╔══

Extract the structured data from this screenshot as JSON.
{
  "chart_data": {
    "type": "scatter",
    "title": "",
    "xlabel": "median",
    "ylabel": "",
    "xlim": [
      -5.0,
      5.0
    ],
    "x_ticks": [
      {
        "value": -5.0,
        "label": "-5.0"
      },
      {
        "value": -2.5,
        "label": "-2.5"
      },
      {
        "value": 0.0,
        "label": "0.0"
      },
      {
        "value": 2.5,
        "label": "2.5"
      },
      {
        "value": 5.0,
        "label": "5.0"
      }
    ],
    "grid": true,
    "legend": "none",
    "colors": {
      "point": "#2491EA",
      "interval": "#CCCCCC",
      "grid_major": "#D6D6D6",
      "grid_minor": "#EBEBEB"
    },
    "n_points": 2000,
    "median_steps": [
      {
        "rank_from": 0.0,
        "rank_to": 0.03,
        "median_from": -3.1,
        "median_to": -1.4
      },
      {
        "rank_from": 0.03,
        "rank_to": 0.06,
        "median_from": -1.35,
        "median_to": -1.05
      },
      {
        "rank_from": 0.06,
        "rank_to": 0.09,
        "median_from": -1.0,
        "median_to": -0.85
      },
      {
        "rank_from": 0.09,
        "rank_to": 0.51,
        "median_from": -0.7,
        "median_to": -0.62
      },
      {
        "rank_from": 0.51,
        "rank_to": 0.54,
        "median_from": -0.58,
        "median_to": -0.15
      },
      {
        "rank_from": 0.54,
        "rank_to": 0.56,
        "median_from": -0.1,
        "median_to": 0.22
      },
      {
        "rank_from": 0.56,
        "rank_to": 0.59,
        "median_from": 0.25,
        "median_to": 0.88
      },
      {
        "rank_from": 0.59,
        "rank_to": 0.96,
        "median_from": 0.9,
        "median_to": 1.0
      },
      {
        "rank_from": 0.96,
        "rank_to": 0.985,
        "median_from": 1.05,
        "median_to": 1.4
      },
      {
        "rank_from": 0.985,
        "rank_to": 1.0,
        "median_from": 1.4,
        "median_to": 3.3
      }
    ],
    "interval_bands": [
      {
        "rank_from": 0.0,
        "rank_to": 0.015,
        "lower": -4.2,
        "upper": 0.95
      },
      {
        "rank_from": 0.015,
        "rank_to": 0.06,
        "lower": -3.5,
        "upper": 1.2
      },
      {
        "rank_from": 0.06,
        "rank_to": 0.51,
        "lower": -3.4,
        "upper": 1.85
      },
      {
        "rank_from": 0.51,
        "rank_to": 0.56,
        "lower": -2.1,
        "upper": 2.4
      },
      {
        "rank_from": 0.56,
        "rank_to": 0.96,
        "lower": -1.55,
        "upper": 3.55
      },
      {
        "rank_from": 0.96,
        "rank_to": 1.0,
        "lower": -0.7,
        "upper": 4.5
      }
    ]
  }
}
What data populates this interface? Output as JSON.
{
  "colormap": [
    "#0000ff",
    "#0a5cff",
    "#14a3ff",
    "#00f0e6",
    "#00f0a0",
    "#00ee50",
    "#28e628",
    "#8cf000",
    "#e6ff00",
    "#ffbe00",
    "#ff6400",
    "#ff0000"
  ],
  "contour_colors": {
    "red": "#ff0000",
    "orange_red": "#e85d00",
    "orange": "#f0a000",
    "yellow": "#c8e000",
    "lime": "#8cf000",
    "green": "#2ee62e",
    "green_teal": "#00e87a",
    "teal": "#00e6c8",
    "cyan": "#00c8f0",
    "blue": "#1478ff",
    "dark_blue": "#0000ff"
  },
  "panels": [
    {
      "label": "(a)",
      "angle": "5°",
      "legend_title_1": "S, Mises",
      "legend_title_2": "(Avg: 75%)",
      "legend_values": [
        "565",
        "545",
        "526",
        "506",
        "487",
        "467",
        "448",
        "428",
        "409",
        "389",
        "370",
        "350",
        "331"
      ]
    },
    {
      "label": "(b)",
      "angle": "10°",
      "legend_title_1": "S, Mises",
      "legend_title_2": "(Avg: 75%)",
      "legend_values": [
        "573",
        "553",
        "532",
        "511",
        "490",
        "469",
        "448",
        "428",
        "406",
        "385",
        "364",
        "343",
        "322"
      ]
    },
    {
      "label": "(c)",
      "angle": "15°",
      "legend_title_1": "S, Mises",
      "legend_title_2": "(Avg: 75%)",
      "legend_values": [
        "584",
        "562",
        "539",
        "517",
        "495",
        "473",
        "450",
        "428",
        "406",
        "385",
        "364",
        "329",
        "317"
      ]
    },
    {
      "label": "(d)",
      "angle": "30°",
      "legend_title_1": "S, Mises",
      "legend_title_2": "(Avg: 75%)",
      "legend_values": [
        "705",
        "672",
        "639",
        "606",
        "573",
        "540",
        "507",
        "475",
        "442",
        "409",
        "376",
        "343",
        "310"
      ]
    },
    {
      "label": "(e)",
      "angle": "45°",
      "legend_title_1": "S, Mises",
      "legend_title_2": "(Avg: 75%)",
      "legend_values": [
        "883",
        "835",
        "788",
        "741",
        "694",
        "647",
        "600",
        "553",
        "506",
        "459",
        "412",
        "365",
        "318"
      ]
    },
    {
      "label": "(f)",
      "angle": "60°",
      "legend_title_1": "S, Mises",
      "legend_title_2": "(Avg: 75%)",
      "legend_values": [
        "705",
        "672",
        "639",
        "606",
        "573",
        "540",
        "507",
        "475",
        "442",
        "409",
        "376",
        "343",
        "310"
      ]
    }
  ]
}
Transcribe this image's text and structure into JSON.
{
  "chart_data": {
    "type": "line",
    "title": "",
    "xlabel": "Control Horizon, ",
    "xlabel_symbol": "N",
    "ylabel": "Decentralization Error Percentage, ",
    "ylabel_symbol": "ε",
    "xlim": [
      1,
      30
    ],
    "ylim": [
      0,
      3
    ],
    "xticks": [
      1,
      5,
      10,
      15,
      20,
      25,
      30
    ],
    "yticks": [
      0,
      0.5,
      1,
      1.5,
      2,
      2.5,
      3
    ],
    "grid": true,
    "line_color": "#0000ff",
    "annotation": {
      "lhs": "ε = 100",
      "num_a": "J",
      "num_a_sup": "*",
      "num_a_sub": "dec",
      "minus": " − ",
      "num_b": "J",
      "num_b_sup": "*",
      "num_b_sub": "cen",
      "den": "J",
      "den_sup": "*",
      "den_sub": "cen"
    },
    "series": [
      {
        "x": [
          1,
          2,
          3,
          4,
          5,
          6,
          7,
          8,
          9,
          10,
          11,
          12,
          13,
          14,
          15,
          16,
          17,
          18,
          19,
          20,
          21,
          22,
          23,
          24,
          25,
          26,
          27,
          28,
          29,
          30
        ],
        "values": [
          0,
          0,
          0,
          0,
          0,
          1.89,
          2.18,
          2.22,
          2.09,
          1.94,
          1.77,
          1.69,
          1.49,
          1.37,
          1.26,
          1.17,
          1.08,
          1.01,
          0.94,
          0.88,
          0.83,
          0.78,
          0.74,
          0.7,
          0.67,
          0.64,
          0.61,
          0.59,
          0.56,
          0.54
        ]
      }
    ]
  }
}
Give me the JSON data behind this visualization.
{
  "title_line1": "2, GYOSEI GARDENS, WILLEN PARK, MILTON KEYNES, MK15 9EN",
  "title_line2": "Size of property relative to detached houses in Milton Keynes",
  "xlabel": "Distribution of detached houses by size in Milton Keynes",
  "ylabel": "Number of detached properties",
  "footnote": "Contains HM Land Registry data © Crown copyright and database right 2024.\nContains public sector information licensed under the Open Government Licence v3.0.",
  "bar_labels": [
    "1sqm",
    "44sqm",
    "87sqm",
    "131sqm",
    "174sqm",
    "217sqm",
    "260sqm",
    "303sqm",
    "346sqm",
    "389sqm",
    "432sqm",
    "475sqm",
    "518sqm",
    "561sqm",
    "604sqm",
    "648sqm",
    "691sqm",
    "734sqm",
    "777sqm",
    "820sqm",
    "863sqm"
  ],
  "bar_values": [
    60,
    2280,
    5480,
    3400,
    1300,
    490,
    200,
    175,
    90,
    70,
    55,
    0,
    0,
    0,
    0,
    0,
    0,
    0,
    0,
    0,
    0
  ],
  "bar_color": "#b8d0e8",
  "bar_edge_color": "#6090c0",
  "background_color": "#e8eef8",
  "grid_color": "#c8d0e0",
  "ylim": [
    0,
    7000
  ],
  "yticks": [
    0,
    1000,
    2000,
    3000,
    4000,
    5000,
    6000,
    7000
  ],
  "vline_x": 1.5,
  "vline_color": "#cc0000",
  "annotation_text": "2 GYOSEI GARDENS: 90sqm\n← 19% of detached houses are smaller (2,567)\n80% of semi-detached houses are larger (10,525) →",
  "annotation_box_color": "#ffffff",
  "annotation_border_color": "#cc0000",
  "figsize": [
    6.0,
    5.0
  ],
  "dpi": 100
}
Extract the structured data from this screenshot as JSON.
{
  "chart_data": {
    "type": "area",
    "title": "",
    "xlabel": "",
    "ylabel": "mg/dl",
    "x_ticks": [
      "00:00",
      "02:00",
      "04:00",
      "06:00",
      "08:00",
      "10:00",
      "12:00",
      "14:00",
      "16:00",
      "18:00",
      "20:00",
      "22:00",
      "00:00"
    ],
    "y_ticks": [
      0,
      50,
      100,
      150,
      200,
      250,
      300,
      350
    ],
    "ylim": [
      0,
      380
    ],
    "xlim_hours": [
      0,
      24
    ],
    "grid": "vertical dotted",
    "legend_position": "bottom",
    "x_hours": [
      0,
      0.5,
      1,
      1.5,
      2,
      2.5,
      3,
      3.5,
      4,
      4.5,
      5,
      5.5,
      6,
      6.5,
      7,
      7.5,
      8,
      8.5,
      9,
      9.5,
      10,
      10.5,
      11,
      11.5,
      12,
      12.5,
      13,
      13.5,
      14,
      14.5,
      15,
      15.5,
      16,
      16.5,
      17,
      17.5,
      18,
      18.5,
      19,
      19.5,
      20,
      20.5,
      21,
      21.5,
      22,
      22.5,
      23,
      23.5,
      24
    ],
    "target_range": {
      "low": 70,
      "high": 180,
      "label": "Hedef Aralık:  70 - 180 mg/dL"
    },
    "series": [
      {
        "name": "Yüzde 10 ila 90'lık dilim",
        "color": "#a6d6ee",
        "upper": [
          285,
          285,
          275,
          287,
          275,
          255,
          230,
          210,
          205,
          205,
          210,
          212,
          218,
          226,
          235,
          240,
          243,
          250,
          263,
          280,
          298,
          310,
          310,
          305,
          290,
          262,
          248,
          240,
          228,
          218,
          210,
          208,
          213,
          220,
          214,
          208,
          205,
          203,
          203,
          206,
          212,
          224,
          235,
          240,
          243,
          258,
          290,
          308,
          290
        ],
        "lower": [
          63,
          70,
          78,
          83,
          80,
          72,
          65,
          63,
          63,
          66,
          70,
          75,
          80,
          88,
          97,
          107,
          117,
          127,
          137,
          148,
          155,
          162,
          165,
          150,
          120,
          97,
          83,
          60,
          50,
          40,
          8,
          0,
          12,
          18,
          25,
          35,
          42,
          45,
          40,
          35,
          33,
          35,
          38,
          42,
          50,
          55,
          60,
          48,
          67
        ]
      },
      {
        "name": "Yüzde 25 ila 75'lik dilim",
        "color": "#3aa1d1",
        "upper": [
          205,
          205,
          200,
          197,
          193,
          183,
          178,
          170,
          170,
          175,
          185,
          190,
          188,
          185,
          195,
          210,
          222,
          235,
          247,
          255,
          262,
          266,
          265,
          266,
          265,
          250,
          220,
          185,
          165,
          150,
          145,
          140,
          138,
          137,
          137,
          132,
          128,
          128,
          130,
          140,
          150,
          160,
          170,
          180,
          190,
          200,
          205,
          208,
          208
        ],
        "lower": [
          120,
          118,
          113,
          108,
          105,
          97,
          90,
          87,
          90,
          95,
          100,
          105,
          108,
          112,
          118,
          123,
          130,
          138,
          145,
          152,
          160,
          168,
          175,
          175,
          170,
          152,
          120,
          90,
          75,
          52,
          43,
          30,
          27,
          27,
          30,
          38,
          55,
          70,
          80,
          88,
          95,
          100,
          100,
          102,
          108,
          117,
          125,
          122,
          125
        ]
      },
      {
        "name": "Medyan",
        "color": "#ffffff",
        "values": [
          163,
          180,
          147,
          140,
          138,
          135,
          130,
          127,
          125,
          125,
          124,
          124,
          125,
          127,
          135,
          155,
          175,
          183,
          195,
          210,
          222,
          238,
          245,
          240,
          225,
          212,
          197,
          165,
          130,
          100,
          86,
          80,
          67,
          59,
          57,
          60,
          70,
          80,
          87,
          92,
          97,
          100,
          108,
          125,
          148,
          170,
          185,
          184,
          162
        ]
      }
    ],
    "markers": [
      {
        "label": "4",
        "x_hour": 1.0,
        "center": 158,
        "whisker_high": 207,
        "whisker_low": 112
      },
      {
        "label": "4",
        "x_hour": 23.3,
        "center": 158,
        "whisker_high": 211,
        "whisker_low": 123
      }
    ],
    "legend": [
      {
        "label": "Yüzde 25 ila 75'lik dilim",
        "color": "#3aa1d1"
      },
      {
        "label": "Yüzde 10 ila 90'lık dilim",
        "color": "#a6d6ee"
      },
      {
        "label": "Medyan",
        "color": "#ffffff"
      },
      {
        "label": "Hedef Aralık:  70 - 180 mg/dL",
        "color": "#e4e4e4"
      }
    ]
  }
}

╚══

**What you need to do:** The lines above form a set of records; determine how many of them contain the string "name" and give that number alone.

**Expected answer:** 3